* _Entries taken from a collection_
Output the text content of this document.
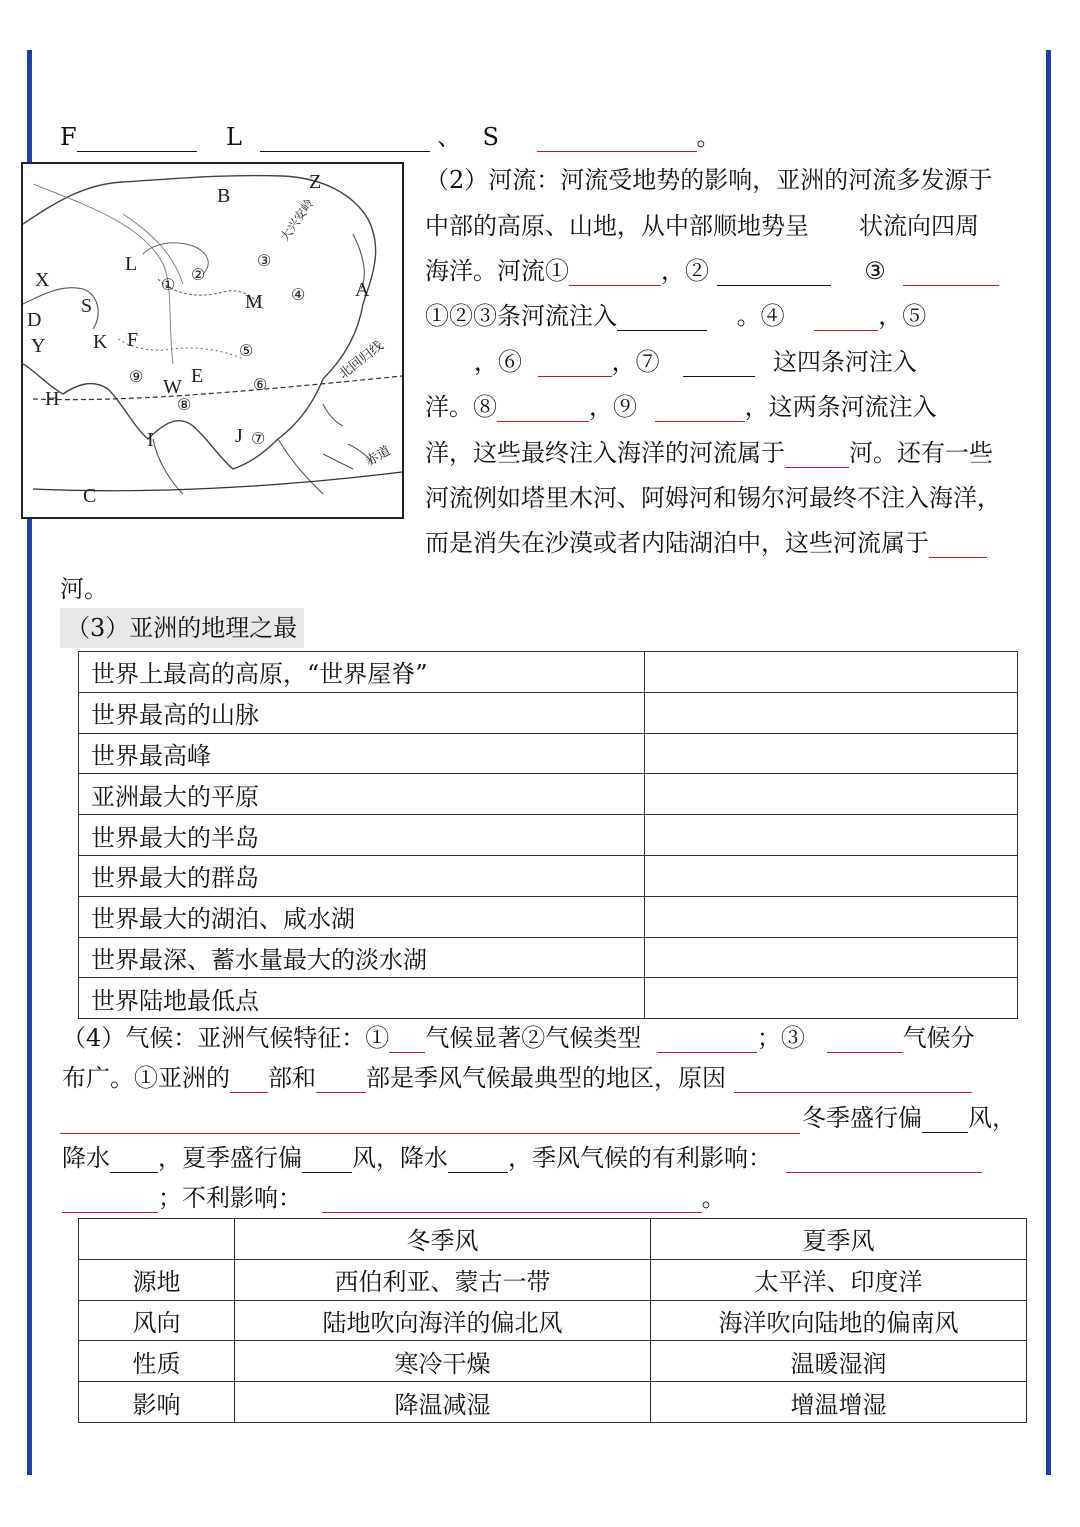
F	L	、 S	。
B
Z
L
X
S
D
Y K F
M
A
W E
H
I	J
C
①
②
③
④
⑤
⑥
⑦
⑧
⑨	北回归线
赤道
大兴安岭
（2）河流：河流受地势的影响，亚洲的河流多发源于
中部的高原、山地，从中部顺地势呈 状流向四周
海洋。河流①	，②	③
①②③条河流注入	。④	，⑤
，⑥	，⑦	这四条河注入
洋。⑧	，⑨	，这两条河流注入
洋，这些最终注入海洋的河流属于	河。还有一些
河流例如塔里木河、阿姆河和锡尔河最终不注入海洋，
而是消失在沙漠或者内陆湖泊中，这些河流属于
河。
（3）亚洲的地理之最
世界上最高的高原，“世界屋脊”	
世界最高的山脉	
世界最高峰	
亚洲最大的平原	
世界最大的半岛	
世界最大的群岛	
世界最大的湖泊、咸水湖	
世界最深、蓄水量最大的淡水湖	
世界陆地最低点	
（4）气候：亚洲气候特征：① 气候显著②气候类型	；③	气候分
布广。①亚洲的 部和 部是季风气候最典型的地区，原因
冬季盛行偏 风，
降水 ，夏季盛行偏 风，降水	，季风气候的有利影响：
；不利影响：	。
	冬季风	夏季风
源地	西伯利亚、蒙古一带	太平洋、印度洋
风向	陆地吹向海洋的偏北风	海洋吹向陆地的偏南风
性质	寒冷干燥	温暖湿润
影响	降温减湿	增温增湿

* _Exercise goal_
Working from the material above, transcribe it exactly while omitting pictures.

* _Answer to this exercise_
Output the text content of this document.
F	L	、 S	。
B
Z
L
X
S
D
Y K F
M
A
W E
H
I	J
C
①
②
③
④
⑤
⑥
⑦
⑧
⑨	北回归线
赤道
大兴安岭
（2）河流：河流受地势的影响，亚洲的河流多发源于
中部的高原、山地，从中部顺地势呈 状流向四周
海洋。河流①	，②	③
①②③条河流注入	。④	，⑤
，⑥	，⑦	这四条河注入
洋。⑧	，⑨	，这两条河流注入
洋，这些最终注入海洋的河流属于	河。还有一些
河流例如塔里木河、阿姆河和锡尔河最终不注入海洋，
而是消失在沙漠或者内陆湖泊中，这些河流属于
河。
（3）亚洲的地理之最
世界上最高的高原，“世界屋脊”	
世界最高的山脉	
世界最高峰	
亚洲最大的平原	
世界最大的半岛	
世界最大的群岛	
世界最大的湖泊、咸水湖	
世界最深、蓄水量最大的淡水湖	
世界陆地最低点	
（4）气候：亚洲气候特征：① 气候显著②气候类型	；③	气候分
布广。①亚洲的 部和 部是季风气候最典型的地区，原因
冬季盛行偏 风，
降水 ，夏季盛行偏 风，降水	，季风气候的有利影响：
；不利影响：	。
	冬季风	夏季风
源地	西伯利亚、蒙古一带	太平洋、印度洋
风向	陆地吹向海洋的偏北风	海洋吹向陆地的偏南风
性质	寒冷干燥	温暖湿润
影响	降温减湿	增温增湿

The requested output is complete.